Extracted data entries:
►

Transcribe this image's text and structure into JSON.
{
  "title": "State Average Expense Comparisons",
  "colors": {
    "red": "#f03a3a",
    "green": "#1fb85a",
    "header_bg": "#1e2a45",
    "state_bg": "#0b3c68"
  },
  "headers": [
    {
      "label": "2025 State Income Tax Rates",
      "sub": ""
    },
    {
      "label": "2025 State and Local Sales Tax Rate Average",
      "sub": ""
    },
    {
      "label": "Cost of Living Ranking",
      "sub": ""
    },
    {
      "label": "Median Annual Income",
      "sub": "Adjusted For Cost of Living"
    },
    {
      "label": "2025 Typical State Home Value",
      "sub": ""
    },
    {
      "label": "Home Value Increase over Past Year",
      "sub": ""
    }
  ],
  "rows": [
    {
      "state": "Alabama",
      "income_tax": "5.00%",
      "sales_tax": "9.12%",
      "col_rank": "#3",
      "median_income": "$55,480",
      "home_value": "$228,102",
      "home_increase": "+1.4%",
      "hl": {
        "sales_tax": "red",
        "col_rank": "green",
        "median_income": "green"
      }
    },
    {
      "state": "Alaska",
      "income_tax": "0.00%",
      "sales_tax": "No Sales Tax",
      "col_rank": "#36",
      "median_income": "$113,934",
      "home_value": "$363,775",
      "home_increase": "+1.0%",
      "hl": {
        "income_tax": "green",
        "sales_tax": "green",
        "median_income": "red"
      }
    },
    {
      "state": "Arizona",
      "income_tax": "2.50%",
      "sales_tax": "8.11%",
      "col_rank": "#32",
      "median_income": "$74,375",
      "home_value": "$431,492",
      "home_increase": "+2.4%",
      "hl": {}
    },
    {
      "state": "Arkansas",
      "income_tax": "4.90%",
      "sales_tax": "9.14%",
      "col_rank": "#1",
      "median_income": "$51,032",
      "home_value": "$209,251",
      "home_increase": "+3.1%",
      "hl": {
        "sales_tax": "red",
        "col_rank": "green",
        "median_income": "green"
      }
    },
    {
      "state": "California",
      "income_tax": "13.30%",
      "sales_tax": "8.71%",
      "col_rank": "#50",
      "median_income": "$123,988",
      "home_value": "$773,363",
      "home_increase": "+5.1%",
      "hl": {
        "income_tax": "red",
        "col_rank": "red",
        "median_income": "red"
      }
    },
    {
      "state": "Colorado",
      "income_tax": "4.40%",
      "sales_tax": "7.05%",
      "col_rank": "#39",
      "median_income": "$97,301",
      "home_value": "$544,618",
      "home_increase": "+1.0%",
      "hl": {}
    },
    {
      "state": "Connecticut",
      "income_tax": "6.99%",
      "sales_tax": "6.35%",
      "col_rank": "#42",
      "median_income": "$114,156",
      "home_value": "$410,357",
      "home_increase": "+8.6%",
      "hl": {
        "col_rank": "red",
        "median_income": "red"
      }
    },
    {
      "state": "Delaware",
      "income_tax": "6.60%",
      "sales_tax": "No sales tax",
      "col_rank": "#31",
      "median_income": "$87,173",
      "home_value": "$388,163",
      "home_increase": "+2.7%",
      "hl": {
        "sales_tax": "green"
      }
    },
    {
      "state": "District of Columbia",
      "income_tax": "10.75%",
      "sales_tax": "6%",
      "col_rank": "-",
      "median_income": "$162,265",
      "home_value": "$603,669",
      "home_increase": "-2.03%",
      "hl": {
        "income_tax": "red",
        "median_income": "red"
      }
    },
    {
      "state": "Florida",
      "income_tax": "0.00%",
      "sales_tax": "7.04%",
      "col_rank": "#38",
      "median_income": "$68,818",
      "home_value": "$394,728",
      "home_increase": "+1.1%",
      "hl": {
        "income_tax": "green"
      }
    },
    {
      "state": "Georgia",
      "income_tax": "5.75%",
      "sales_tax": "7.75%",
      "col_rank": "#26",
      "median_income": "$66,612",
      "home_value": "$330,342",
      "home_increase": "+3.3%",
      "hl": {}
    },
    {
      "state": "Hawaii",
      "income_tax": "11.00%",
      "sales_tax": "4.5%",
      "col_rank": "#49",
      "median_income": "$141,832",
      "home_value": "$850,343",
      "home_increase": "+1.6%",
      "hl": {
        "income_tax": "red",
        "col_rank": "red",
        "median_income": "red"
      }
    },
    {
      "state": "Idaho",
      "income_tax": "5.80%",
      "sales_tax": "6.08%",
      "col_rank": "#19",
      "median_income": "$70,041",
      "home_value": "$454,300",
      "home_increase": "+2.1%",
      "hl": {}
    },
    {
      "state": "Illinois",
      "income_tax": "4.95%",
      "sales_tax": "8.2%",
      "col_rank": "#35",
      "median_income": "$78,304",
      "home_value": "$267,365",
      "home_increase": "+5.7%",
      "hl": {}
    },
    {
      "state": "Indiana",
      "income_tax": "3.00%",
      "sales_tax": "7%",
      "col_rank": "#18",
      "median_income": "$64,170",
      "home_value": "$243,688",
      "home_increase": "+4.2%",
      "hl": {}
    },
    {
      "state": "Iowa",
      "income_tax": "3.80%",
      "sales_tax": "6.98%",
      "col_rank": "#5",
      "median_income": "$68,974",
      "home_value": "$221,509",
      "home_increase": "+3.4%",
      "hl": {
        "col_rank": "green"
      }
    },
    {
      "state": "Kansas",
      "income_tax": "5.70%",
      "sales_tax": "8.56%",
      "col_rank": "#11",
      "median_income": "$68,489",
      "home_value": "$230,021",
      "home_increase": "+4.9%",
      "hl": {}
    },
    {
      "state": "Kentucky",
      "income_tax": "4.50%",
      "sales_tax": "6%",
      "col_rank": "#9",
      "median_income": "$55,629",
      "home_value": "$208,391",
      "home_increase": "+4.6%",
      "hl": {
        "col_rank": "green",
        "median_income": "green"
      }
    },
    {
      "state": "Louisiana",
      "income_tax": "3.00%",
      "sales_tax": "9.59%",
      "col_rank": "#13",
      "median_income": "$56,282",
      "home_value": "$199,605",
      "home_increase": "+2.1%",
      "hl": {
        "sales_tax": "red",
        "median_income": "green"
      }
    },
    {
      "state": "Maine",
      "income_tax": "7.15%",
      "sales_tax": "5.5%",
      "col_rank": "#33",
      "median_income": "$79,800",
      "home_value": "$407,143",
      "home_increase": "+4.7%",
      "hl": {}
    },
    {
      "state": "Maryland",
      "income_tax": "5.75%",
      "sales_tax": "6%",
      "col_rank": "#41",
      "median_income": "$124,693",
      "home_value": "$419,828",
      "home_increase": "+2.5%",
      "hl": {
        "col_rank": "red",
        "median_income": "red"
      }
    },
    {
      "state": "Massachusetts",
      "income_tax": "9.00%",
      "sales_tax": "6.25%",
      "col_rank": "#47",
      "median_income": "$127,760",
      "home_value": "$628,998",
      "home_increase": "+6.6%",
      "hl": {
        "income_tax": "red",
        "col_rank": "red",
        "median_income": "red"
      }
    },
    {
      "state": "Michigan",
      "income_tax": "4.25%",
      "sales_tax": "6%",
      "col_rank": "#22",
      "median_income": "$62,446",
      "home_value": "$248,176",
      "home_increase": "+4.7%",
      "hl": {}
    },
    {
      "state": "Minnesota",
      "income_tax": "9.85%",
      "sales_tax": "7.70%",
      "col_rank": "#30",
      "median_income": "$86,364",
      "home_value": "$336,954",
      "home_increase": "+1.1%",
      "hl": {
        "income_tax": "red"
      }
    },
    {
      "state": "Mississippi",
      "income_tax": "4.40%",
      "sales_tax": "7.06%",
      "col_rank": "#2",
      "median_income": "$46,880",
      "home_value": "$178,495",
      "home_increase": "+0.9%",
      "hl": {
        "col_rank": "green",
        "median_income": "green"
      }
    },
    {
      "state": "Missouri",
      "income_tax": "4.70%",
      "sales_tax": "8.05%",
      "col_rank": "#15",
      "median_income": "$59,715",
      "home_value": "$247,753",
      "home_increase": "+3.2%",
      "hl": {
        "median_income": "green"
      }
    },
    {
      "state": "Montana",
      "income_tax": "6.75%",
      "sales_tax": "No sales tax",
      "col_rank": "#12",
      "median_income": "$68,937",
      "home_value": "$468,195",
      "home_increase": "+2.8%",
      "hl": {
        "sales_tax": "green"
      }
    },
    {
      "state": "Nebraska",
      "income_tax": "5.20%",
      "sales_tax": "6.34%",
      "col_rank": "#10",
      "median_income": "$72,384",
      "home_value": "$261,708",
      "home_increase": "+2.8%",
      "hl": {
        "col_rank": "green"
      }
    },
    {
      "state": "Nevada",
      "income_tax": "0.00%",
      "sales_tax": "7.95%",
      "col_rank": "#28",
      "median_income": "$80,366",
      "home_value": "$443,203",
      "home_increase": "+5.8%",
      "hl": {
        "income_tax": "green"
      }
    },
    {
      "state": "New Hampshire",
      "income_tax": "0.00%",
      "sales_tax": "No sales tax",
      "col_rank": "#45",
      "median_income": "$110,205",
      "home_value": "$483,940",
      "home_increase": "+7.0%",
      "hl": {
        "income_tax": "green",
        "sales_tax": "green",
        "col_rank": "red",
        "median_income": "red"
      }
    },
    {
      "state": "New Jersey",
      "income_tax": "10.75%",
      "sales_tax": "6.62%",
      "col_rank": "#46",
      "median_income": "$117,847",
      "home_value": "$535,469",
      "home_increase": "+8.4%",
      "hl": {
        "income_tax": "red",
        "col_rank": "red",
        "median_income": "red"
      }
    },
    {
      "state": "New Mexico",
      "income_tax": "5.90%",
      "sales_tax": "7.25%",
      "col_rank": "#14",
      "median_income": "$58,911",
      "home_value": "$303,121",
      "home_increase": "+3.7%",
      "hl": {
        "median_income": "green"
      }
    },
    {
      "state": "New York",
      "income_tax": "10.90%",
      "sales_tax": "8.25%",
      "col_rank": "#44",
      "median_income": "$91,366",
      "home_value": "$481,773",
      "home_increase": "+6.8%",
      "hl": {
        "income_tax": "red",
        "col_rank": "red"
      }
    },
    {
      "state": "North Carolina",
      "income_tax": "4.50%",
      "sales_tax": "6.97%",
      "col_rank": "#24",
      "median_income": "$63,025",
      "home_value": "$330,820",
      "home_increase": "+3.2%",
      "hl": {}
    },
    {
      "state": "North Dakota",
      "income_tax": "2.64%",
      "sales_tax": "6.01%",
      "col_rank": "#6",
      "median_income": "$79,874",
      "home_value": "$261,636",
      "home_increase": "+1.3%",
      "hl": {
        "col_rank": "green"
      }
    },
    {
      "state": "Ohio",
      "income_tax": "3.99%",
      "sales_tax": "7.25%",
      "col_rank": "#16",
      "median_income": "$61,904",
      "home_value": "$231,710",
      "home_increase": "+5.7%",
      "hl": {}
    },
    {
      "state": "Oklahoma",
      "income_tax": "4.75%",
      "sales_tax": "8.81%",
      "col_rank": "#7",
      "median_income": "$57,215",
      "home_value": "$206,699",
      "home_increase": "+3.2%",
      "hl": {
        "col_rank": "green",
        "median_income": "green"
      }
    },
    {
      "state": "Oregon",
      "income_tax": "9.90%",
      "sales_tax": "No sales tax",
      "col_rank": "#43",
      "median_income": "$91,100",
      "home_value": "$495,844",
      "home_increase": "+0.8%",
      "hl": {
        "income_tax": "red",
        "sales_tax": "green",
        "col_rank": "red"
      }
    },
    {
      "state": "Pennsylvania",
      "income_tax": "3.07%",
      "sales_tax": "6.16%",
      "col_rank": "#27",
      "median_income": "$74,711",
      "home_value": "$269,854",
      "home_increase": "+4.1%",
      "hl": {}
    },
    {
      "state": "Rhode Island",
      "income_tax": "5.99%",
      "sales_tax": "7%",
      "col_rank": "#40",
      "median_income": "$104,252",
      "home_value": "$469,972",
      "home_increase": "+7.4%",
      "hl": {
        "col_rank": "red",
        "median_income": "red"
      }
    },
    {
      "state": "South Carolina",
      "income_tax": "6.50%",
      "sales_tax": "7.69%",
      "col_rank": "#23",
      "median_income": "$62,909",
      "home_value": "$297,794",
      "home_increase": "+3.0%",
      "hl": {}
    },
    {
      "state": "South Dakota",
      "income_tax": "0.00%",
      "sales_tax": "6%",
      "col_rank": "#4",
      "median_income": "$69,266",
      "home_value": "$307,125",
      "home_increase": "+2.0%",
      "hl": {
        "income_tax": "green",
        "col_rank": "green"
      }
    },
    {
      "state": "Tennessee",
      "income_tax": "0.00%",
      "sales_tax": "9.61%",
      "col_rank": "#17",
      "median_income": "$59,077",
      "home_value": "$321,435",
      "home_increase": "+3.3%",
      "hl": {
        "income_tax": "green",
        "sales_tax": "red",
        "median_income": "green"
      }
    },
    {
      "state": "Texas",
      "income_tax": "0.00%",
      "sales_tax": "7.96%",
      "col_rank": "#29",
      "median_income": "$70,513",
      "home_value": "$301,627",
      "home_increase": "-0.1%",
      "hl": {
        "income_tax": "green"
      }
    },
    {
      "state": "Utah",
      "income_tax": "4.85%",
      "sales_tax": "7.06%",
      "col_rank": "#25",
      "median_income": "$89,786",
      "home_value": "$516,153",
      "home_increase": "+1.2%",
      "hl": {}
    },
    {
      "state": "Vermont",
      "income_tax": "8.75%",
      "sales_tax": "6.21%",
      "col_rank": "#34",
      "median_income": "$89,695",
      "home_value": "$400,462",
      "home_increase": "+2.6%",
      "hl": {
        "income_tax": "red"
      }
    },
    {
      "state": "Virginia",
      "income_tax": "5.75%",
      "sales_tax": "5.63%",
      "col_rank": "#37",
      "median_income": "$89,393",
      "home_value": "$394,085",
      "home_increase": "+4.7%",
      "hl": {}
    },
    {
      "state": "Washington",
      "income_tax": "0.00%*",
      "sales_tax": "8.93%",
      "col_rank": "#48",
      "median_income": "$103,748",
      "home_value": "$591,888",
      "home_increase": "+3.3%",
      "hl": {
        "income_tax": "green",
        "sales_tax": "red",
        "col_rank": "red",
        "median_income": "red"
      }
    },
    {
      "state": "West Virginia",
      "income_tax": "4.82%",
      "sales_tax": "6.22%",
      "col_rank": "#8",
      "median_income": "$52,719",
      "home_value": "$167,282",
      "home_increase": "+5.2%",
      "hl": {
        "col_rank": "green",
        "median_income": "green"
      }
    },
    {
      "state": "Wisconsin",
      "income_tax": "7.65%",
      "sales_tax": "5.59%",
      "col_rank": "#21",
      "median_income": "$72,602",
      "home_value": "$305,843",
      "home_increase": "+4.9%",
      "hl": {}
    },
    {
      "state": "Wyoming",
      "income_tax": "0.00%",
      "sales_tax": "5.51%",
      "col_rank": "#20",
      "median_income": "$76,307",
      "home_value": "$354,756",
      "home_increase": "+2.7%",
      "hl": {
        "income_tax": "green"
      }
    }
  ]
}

◄

▸ Aim
Isolate the lines above that contain the word "Average" and copy them.

▸ Exercise answer
  "title": "State Average Expense Comparisons",
      "label": "2025 State and Local Sales Tax Rate Average",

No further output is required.